(やること):
下にある学費の相談についての文章から、「今回は、子どもの進学先やその」で始まり「相談を持ちかけていくのです。」で終わるところを一字も変えずに写してください。

(読む文章):
# # #

「人生を一変させる劇薬」とも言われるアドラー心理学を分かりやすく解説し、ついに国内300万部を突破した『嫌われる勇気』。「目的論」「課題の分離」「トラウマの否定」「承認欲求の否定」などの教えは、多くの読者に衝撃を与え、対人関係や人生観に大きな影響を及ぼしています。
本連載では、『嫌われる勇気』の著者である岸見一郎氏と古賀史健氏が、読者の皆様から寄せられたさまざまな「人生の悩み」にアドラー心理学流に回答していきます。
今回は、子どもの進学先やその学費について悩む親からのご相談。「人間の悩みは、すべて対人関係の悩みである」と喝破するアドラー心理学を踏まえ、岸見氏と古賀氏が熱く優しく回答します。

学費を払うのは誰の課題か?Photo: Adobe Stock

親の課題・子どもの課題・共同の課題

【質問】子どもがきちんと勉強して国公立の大学に行くか、勉強をおろそかにしてお金のかかる私立大学に行くかは、『嫌われる勇気』に出てくる「課題の分離」で言うと、やはり子どもの課題なのでしょうか? その学費を親が負担することを考えると、どうしても納得しにくいのです。どのように考えたらよいでしょう?(40代・男性)

岸見一郎(以下、岸見):子どもが学費を払うというのは現実的には難しい話です。実際には親が払うしかないでしょう。ですが、原則的には勉強をして進学先を決めるのは子どもの課題なので、学費のことを理由に子どもが行きたいという学校に行くなという権利は親にはないわけです。

 もし親の実情として私立の学費を払うことが難しいのであれば、これは親子の「共同の課題」にするしかありません。実は我が家にはあまり経済的余裕がないので、その学校への進学はちょっと厳しいのだけれど、どうしたらいいだろうかと、親が子どもに相談を持ちかけていくのです。

 そういう相談をする時点では双方に答えはないでしょう。けれど、親が一方的に答えを与えるのではなく、親と子どもが相談することが大切なのです。そうすれば、たとえば奨学金をもらう努力をしようという案が出るかもしれません。すぐに答えが見つからなくても、そういう相談を繰り返して合意に至る努力をしてください。

 大切なのは、勉強したいという子どもの意欲を潰さないことです。親がそう言うなら、もう進学はあきらめるという方向に子どもが行かないようにしたい。あくまでも私はあなたの味方なんだ、仲間なんだというスタンスを親はハッキリ示して、一緒に問題を考えていこうと提案するのがよいと思います。

古賀史健:僕自身は芸術系の大学に通いました。私立大学だったので国公立よりかなり学費がかかったのですが、両親に出してもらって卒業しました。当時のことを思い出しながら考えていたのですが、その前提で話すとやや身も蓋もない話になります(笑)。

 つまり、基本的にどこまでを子育てと考えるかの問題だと思うんです。子育てというのは親の課題です。そして進学するかどうかや、勉強をするかしないかは、子ども自身の課題だと思います。

# # #

(与えられた情報):
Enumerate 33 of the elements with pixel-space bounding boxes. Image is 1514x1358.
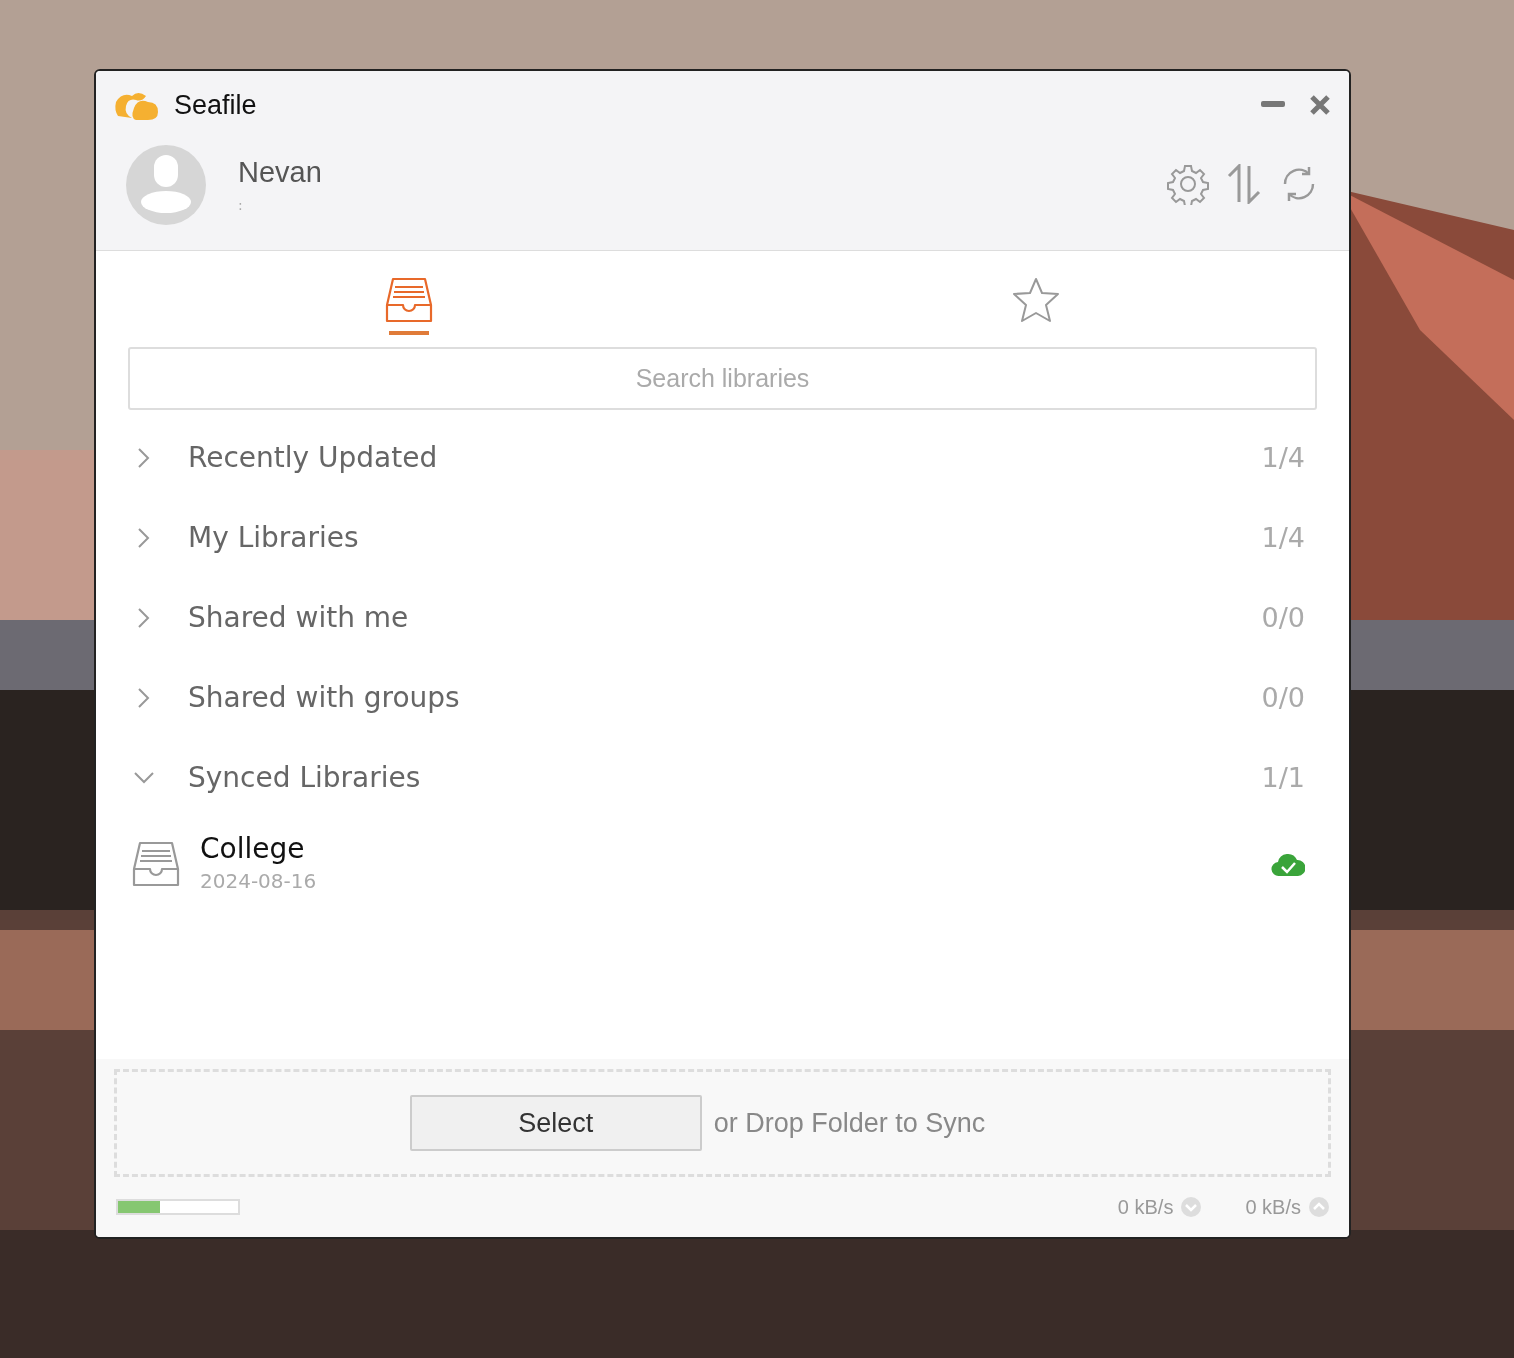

# # #

(答え):
今回は、子どもの進学先やその学費について悩む親からのご相談。「人間の悩みは、すべて対人関係の悩みである」と喝破するアドラー心理学を踏まえ、岸見氏と古賀氏が熱く優しく回答します。

学費を払うのは誰の課題か?Photo: Adobe Stock

親の課題・子どもの課題・共同の課題

【質問】子どもがきちんと勉強して国公立の大学に行くか、勉強をおろそかにしてお金のかかる私立大学に行くかは、『嫌われる勇気』に出てくる「課題の分離」で言うと、やはり子どもの課題なのでしょうか? その学費を親が負担することを考えると、どうしても納得しにくいのです。どのように考えたらよいでしょう?(40代・男性)

岸見一郎(以下、岸見):子どもが学費を払うというのは現実的には難しい話です。実際には親が払うしかないでしょう。ですが、原則的には勉強をして進学先を決めるのは子どもの課題なので、学費のことを理由に子どもが行きたいという学校に行くなという権利は親にはないわけです。

 もし親の実情として私立の学費を払うことが難しいのであれば、これは親子の「共同の課題」にするしかありません。実は我が家にはあまり経済的余裕がないので、その学校への進学はちょっと厳しいのだけれど、どうしたらいいだろうかと、親が子どもに相談を持ちかけていくのです。